» **Objective**: From the data that follows, print exactly the lines starting at the one containing "What's the underlying" and ending at the one containing "Extract the structured"; include both of them and nothing more.

» **Given data**:
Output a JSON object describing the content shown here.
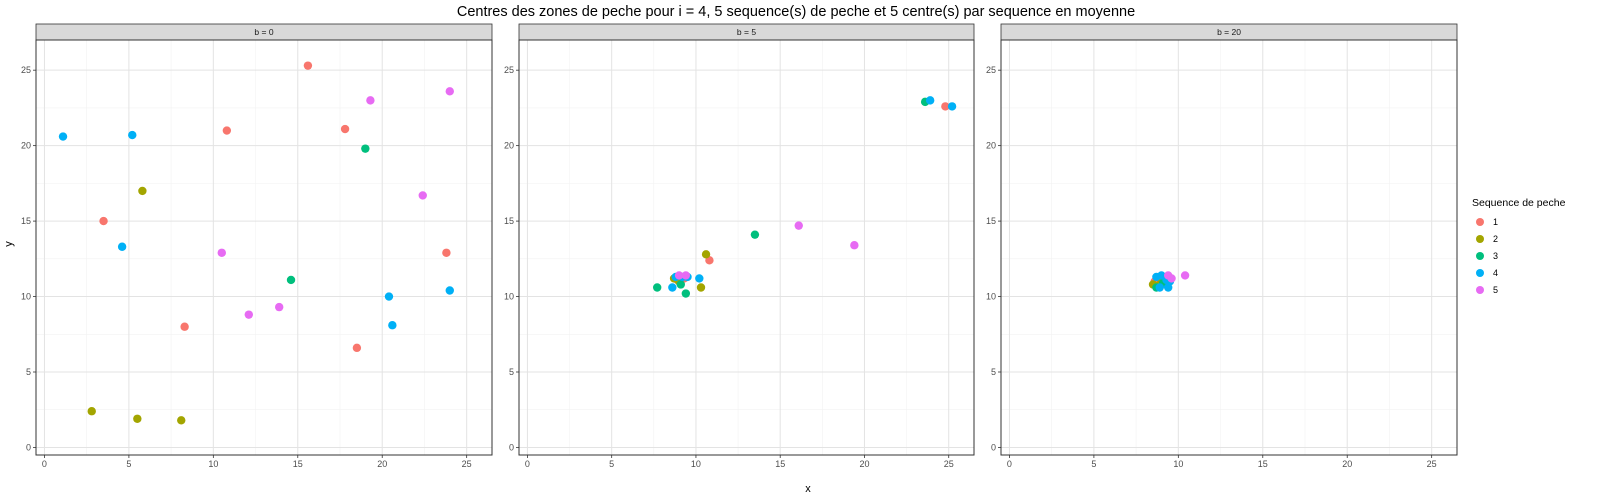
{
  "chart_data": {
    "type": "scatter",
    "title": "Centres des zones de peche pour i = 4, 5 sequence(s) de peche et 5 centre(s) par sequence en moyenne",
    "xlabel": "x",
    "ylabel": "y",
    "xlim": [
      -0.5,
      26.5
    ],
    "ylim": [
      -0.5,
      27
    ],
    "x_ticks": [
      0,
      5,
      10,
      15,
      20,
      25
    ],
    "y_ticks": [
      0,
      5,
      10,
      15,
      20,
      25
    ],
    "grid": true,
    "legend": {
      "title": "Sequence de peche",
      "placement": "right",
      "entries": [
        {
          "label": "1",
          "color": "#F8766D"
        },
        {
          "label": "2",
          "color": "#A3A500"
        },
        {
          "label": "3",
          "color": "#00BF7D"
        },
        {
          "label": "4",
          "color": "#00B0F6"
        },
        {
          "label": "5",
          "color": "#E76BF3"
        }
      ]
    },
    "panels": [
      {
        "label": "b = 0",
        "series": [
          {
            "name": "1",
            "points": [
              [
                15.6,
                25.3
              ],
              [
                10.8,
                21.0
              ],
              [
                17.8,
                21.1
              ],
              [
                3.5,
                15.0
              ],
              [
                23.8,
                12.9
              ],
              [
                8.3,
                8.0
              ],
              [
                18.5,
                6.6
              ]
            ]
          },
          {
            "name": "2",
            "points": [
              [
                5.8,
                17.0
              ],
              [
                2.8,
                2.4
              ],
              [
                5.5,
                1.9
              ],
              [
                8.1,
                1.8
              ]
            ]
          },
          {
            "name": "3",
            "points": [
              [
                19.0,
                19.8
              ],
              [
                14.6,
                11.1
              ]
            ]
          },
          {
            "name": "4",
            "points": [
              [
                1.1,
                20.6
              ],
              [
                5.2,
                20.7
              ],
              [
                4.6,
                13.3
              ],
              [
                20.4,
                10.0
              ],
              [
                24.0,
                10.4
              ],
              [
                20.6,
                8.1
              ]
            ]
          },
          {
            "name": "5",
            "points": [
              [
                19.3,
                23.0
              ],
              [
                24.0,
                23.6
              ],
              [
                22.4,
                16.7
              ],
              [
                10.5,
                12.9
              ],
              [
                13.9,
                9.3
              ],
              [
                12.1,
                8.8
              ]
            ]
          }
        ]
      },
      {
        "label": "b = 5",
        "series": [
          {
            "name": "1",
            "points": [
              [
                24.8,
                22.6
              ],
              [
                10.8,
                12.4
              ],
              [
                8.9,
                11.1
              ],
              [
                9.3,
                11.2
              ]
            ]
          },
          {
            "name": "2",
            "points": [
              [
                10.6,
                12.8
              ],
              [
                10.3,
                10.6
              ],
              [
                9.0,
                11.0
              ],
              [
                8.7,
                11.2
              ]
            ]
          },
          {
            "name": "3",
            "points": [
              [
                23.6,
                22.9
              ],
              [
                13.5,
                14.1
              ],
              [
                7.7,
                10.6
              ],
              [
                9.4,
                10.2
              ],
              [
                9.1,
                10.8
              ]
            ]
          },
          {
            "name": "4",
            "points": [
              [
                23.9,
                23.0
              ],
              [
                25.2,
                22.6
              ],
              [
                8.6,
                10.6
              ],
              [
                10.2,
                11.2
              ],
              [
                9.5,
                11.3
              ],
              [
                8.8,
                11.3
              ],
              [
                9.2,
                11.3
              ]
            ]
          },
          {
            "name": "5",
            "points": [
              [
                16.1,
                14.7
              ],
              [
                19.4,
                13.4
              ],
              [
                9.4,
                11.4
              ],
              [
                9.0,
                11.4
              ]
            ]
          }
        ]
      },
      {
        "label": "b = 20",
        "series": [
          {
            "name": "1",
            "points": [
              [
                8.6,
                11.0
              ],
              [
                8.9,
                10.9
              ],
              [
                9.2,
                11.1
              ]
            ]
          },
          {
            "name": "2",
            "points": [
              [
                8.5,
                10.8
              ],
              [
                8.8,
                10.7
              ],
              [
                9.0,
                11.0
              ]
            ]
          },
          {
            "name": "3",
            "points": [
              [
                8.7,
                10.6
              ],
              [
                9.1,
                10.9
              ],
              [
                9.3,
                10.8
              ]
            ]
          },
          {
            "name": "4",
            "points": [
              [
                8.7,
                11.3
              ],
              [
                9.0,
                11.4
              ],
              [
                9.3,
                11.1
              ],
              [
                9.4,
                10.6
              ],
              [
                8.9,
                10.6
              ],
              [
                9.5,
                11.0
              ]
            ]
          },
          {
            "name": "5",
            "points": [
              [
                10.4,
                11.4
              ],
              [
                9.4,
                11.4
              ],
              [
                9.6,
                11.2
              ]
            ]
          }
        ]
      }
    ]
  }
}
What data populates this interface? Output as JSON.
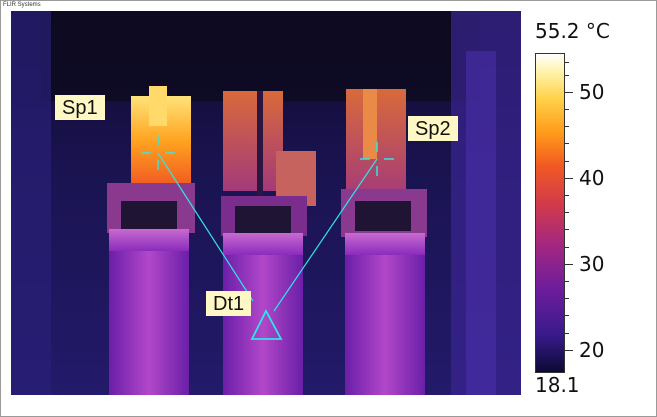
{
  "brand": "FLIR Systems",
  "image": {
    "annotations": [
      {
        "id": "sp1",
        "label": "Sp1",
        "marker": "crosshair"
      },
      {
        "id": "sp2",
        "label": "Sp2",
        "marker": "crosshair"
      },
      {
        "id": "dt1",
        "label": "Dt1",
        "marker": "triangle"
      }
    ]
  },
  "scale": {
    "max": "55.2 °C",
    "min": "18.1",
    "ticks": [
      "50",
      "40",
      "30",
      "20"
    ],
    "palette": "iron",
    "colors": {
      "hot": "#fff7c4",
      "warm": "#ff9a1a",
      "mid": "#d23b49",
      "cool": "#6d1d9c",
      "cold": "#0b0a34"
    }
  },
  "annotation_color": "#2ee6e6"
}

...

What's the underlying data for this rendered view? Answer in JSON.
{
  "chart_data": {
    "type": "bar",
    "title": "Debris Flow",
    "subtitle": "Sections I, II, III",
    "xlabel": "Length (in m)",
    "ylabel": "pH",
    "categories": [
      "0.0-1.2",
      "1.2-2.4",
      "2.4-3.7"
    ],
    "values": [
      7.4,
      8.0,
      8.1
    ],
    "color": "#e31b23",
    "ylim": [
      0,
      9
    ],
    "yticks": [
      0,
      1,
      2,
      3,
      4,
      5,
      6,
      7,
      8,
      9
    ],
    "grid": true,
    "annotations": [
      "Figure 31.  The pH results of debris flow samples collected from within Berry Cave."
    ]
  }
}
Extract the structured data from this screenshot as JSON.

» **Output of the task**:
What's the underlying data for this rendered view? Answer in JSON.
{
  "chart_data": {
    "type": "bar",
    "title": "Debris Flow",
    "subtitle": "Sections I, II, III",
    "xlabel": "Length (in m)",
    "ylabel": "pH",
    "categories": [
      "0.0-1.2",
      "1.2-2.4",
      "2.4-3.7"
    ],
    "values": [
      7.4,
      8.0,
      8.1
    ],
    "color": "#e31b23",
    "ylim": [
      0,
      9
    ],
    "yticks": [
      0,
      1,
      2,
      3,
      4,
      5,
      6,
      7,
      8,
      9
    ],
    "grid": true,
    "annotations": [
      "Figure 31.  The pH results of debris flow samples collected from within Berry Cave."
    ]
  }
}
Extract the structured data from this screenshot as JSON.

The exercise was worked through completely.